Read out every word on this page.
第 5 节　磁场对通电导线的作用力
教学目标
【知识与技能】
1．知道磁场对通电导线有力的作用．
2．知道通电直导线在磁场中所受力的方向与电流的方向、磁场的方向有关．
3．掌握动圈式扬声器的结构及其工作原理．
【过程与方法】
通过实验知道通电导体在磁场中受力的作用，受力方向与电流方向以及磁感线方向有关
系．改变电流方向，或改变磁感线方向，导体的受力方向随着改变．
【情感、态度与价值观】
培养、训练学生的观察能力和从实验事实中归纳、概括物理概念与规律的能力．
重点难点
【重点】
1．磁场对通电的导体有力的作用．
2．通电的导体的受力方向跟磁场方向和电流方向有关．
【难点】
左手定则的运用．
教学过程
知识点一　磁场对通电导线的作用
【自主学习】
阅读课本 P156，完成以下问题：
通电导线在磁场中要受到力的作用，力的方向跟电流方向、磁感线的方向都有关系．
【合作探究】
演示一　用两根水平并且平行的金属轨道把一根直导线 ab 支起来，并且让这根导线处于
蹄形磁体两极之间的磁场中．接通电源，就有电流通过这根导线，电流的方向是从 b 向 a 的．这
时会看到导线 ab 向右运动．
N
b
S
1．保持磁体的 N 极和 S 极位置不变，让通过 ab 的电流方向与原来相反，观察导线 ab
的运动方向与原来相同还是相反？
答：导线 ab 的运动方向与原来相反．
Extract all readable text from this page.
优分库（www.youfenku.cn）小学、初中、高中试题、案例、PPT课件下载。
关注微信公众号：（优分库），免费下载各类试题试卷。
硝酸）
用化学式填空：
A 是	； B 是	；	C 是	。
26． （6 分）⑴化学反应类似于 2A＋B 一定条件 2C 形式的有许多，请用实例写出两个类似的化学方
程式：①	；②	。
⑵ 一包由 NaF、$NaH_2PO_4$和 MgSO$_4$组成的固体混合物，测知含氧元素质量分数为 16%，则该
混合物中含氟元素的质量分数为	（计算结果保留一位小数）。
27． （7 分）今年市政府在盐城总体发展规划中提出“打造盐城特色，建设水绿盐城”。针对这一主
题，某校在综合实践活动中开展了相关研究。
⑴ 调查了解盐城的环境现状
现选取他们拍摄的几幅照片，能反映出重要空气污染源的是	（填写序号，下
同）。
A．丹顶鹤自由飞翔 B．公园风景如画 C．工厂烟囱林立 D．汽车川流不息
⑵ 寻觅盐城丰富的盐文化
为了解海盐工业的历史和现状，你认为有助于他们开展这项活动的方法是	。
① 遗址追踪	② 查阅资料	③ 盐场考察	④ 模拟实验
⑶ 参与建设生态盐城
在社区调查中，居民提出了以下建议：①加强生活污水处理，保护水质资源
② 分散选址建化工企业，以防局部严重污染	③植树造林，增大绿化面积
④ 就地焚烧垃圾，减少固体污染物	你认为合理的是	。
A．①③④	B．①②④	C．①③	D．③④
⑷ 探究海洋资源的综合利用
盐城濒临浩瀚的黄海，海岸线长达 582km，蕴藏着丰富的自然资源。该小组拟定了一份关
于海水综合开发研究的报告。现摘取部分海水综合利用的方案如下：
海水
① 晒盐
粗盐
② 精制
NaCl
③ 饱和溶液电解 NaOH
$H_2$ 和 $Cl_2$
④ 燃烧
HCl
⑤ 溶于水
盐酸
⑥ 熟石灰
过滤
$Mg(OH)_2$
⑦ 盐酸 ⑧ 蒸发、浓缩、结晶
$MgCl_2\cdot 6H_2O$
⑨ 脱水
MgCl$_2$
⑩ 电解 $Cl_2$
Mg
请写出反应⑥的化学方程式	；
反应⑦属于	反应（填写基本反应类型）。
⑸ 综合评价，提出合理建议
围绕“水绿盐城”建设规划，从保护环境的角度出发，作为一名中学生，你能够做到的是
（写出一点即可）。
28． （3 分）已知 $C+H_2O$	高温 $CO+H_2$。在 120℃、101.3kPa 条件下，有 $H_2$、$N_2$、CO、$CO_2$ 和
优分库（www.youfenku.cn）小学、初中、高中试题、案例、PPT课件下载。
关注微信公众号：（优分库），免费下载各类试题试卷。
================================
> Problem to solve
Each line above that holds the string "this" should be copied and shown.

> Exercise solution
Read out every word on this page.
Extract all readable text from this page.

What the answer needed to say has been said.